_Task details_
Exclude the pictures, then repeat the remaining data exactly.

_Supplied records_
····················
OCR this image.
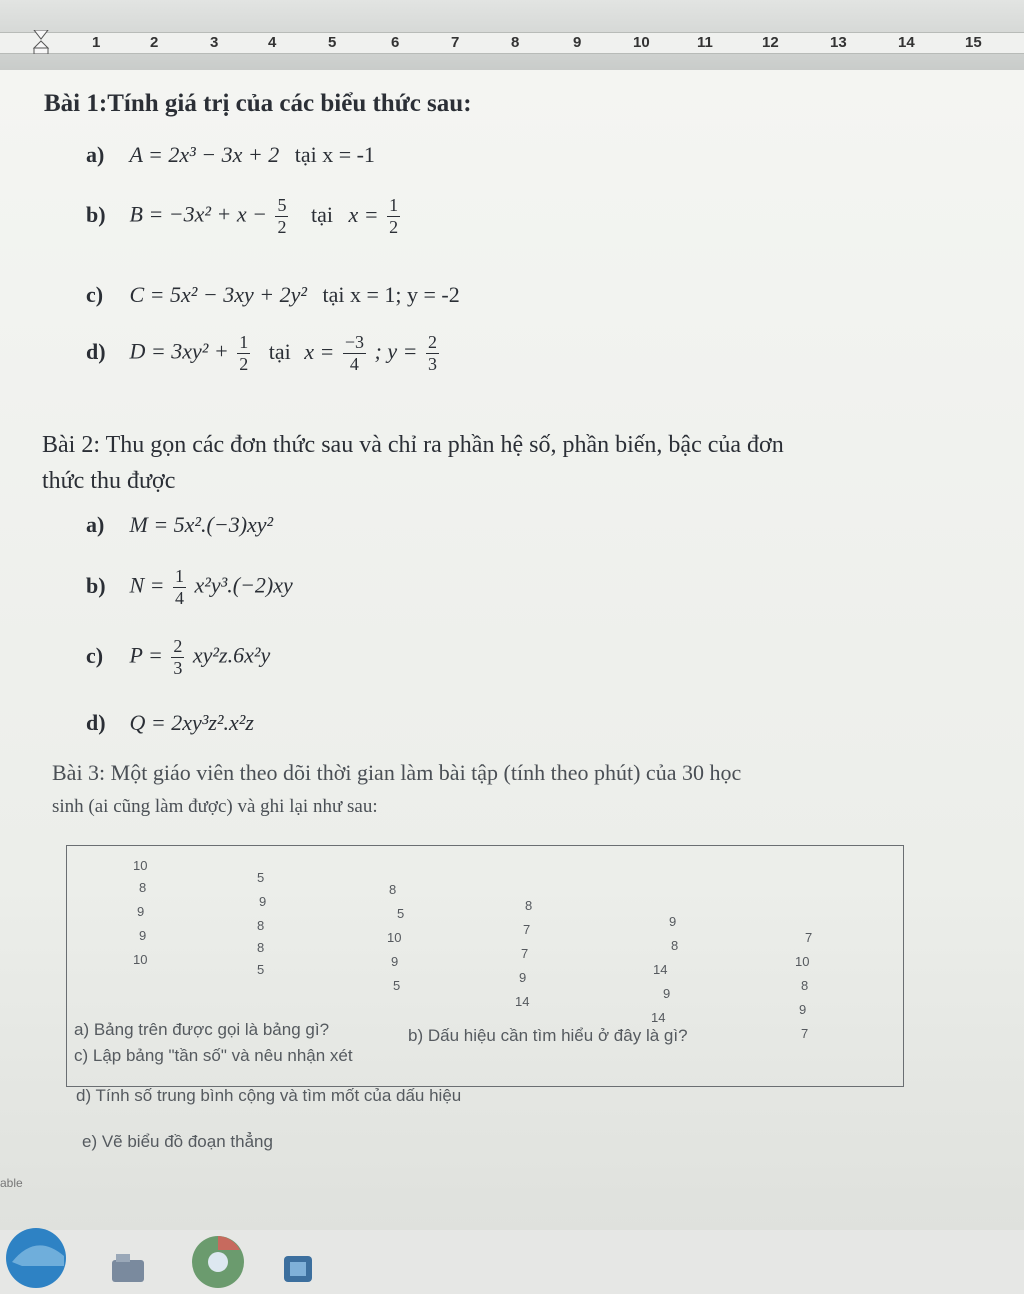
1	2	3	4	5	6	7	8	9	10	11	12	13	14	15
Bài 1:Tính giá trị của các biểu thức sau:
a) A = 2x³ − 3x + 2 tại x = -1
b) $B = -3x^2 + x - \frac{5}{2}$ tại $x = \frac{1}{2}$
c) C = 5x² − 3xy + 2y² tại x = 1; y = -2
d) $D = 3xy^2 + \frac{1}{2}$ tại $x = \frac{-3}{4}$ ; $y = \frac{2}{3}$
Bài 2: Thu gọn các đơn thức sau và chỉ ra phần hệ số, phần biến, bậc của đơn
thức thu được
a) M = 5x².(−3)xy²
b) $N = \frac{1}{4} x^2y^3.(-2)xy$
c) $P = \frac{2}{3} xy^2z.6x^2y$
d) Q = 2xy³z².x²z
Bài 3: Một giáo viên theo dõi thời gian làm bài tập (tính theo phút) của 30 học
sinh (ai cũng làm được) và ghi lại như sau:
10
8
9
9
10
5
9
8
8
5
8
5
10
9
5
8
7
7
9
14
9
8
14
9
14
7
10
8
9
7
a) Bảng trên được gọi là bảng gì?	b) Dấu hiệu cần tìm hiểu ở đây là gì?
c) Lập bảng "tần số" và nêu nhận xét
d) Tính số trung bình cộng và tìm mốt của dấu hiệu
e) Vẽ biểu đồ đoạn thẳng
able
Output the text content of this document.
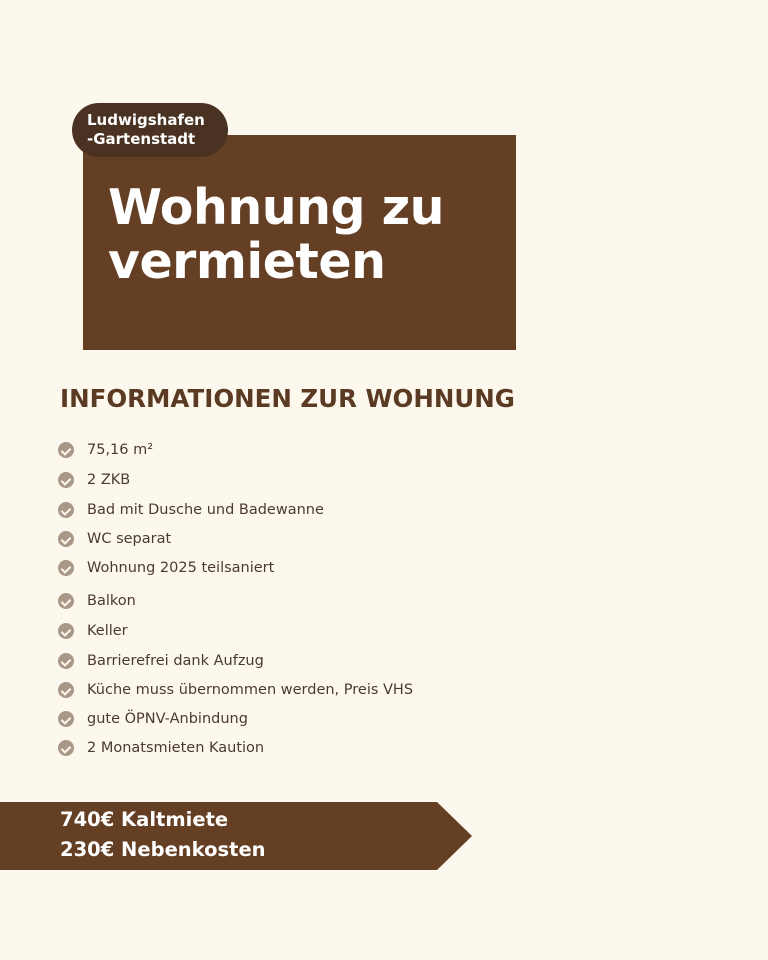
Wohnung zu
vermieten
Ludwigshafen
-Gartenstadt
INFORMATIONEN ZUR WOHNUNG
75,16 m²
2 ZKB
Bad mit Dusche und Badewanne
WC separat
Wohnung 2025 teilsaniert
Balkon
Keller
Barrierefrei dank Aufzug
Küche muss übernommen werden, Preis VHS
gute ÖPNV-Anbindung
2 Monatsmieten Kaution
740€ Kaltmiete
230€ Nebenkosten
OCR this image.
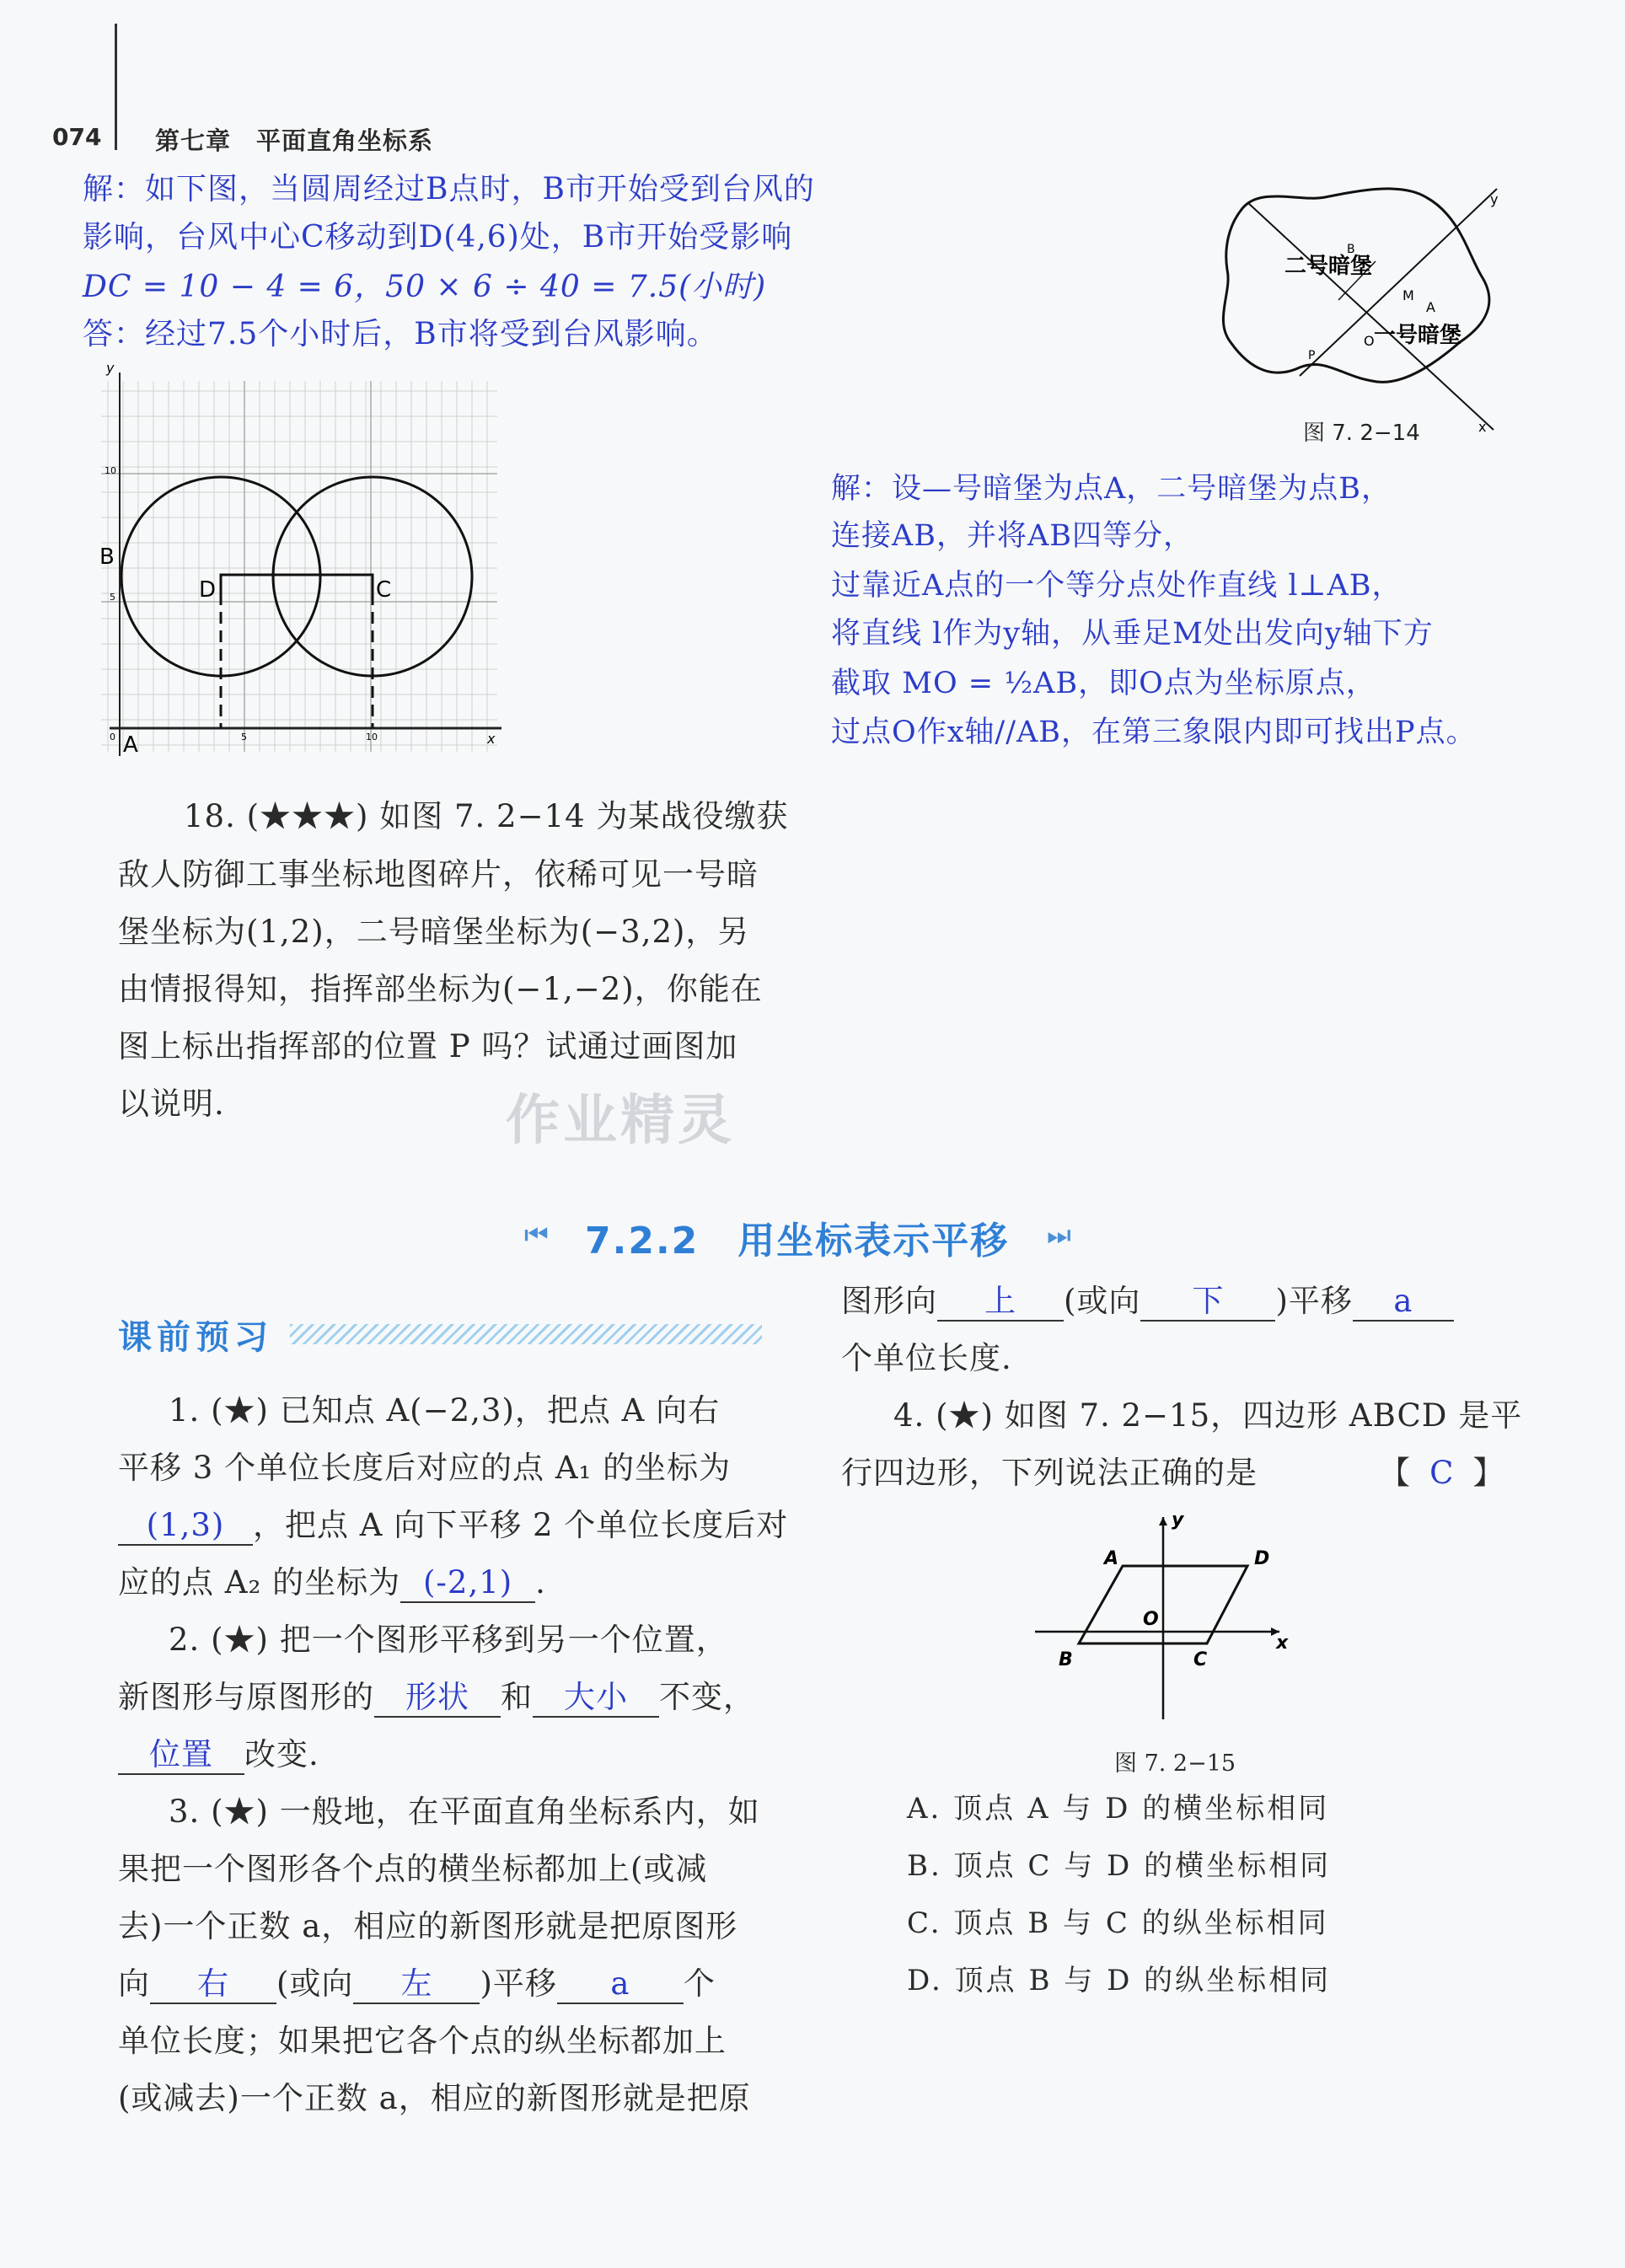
074 第七章　平面直角坐标系
解：如下图，当圆周经过B点时，B市开始受到台风的
影响，台风中心C移动到D(4,6)处，B市开始受影响
DC = 10 − 4 = 6，50 × 6 ÷ 40 = 7.5(小时)
答：经过7.5个小时后，B市将受到台风影响。
y
x
0	5	10
10
5
B
D	C
A
y
x
二号暗堡
一号暗堡
B
M
A
O
P
图 7. 2−14
解：设—号暗堡为点A，二号暗堡为点B，
连接AB，并将AB四等分，
过靠近A点的一个等分点处作直线 l⊥AB，
将直线 l作为y轴，从垂足M处出发向y轴下方
截取 MO = ½AB，即O点为坐标原点，
过点O作x轴//AB，在第三象限内即可找出P点。
18. (★★★) 如图 7. 2−14 为某战役缴获
敌人防御工事坐标地图碎片，依稀可见一号暗
堡坐标为(1,2)，二号暗堡坐标为(−3,2)，另
由情报得知，指挥部坐标为(−1,−2)，你能在
图上标出指挥部的位置 P 吗？试通过画图加
以说明.	作业精灵
⏮ 7.2.2　用坐标表示平移 ⏭
课前预习
1. (★) 已知点 A(−2,3)，把点 A 向右
平移 3 个单位长度后对应的点 A₁ 的坐标为
(1,3) ，把点 A 向下平移 2 个单位长度后对
应的点 A₂ 的坐标为 (-2,1) .
2. (★) 把一个图形平移到另一个位置，
新图形与原图形的 形状 和 大小 不变，
位置 改变.
3. (★) 一般地，在平面直角坐标系内，如
果把一个图形各个点的横坐标都加上(或减
去)一个正数 a，相应的新图形就是把原图形
向 右 (或向 左 )平移 a 个
单位长度；如果把它各个点的纵坐标都加上
(或减去)一个正数 a，相应的新图形就是把原
图形向 上 (或向 下 )平移 a
个单位长度.
4. (★) 如图 7. 2−15，四边形 ABCD 是平
行四边形，下列说法正确的是	【 C 】
y
x
A	D
B	C
O
图 7. 2−15
A. 顶点 A 与 D 的横坐标相同
B. 顶点 C 与 D 的横坐标相同
C. 顶点 B 与 C 的纵坐标相同
D. 顶点 B 与 D 的纵坐标相同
····················
_Written response_
OCR this image.
1	2	3	4	5	6	7	8	9	10	11	12	13	14	15
Bài 1:Tính giá trị của các biểu thức sau:
a) A = 2x³ − 3x + 2 tại x = -1
b) $B = -3x^2 + x - \frac{5}{2}$ tại $x = \frac{1}{2}$
c) C = 5x² − 3xy + 2y² tại x = 1; y = -2
d) $D = 3xy^2 + \frac{1}{2}$ tại $x = \frac{-3}{4}$ ; $y = \frac{2}{3}$
Bài 2: Thu gọn các đơn thức sau và chỉ ra phần hệ số, phần biến, bậc của đơn
thức thu được
a) M = 5x².(−3)xy²
b) $N = \frac{1}{4} x^2y^3.(-2)xy$
c) $P = \frac{2}{3} xy^2z.6x^2y$
d) Q = 2xy³z².x²z
Bài 3: Một giáo viên theo dõi thời gian làm bài tập (tính theo phút) của 30 học
sinh (ai cũng làm được) và ghi lại như sau:
10
8
9
9
10
5
9
8
8
5
8
5
10
9
5
8
7
7
9
14
9
8
14
9
14
7
10
8
9
7
a) Bảng trên được gọi là bảng gì?	b) Dấu hiệu cần tìm hiểu ở đây là gì?
c) Lập bảng "tần số" và nêu nhận xét
d) Tính số trung bình cộng và tìm mốt của dấu hiệu
e) Vẽ biểu đồ đoạn thẳng
able
Output the text content of this document.
Wohnung zu
vermieten
Ludwigshafen
-Gartenstadt
INFORMATIONEN ZUR WOHNUNG
75,16 m²
2 ZKB
Bad mit Dusche und Badewanne
WC separat
Wohnung 2025 teilsaniert
Balkon
Keller
Barrierefrei dank Aufzug
Küche muss übernommen werden, Preis VHS
gute ÖPNV-Anbindung
2 Monatsmieten Kaution
740€ Kaltmiete
230€ Nebenkosten
OCR this image.
074 第七章　平面直角坐标系
解：如下图，当圆周经过B点时，B市开始受到台风的
影响，台风中心C移动到D(4,6)处，B市开始受影响
DC = 10 − 4 = 6，50 × 6 ÷ 40 = 7.5(小时)
答：经过7.5个小时后，B市将受到台风影响。
y
x
0	5	10
10
5
B
D	C
A
y
x
二号暗堡
一号暗堡
B
M
A
O
P
图 7. 2−14
解：设—号暗堡为点A，二号暗堡为点B，
连接AB，并将AB四等分，
过靠近A点的一个等分点处作直线 l⊥AB，
将直线 l作为y轴，从垂足M处出发向y轴下方
截取 MO = ½AB，即O点为坐标原点，
过点O作x轴//AB，在第三象限内即可找出P点。
18. (★★★) 如图 7. 2−14 为某战役缴获
敌人防御工事坐标地图碎片，依稀可见一号暗
堡坐标为(1,2)，二号暗堡坐标为(−3,2)，另
由情报得知，指挥部坐标为(−1,−2)，你能在
图上标出指挥部的位置 P 吗？试通过画图加
以说明.	作业精灵
⏮ 7.2.2　用坐标表示平移 ⏭
课前预习
1. (★) 已知点 A(−2,3)，把点 A 向右
平移 3 个单位长度后对应的点 A₁ 的坐标为
(1,3) ，把点 A 向下平移 2 个单位长度后对
应的点 A₂ 的坐标为 (-2,1) .
2. (★) 把一个图形平移到另一个位置，
新图形与原图形的 形状 和 大小 不变，
位置 改变.
3. (★) 一般地，在平面直角坐标系内，如
果把一个图形各个点的横坐标都加上(或减
去)一个正数 a，相应的新图形就是把原图形
向 右 (或向 左 )平移 a 个
单位长度；如果把它各个点的纵坐标都加上
(或减去)一个正数 a，相应的新图形就是把原
图形向 上 (或向 下 )平移 a
个单位长度.
4. (★) 如图 7. 2−15，四边形 ABCD 是平
行四边形，下列说法正确的是	【 C 】
y
x
A	D
B	C
O
图 7. 2−15
A. 顶点 A 与 D 的横坐标相同
B. 顶点 C 与 D 的横坐标相同
C. 顶点 B 与 C 的纵坐标相同
D. 顶点 B 与 D 的纵坐标相同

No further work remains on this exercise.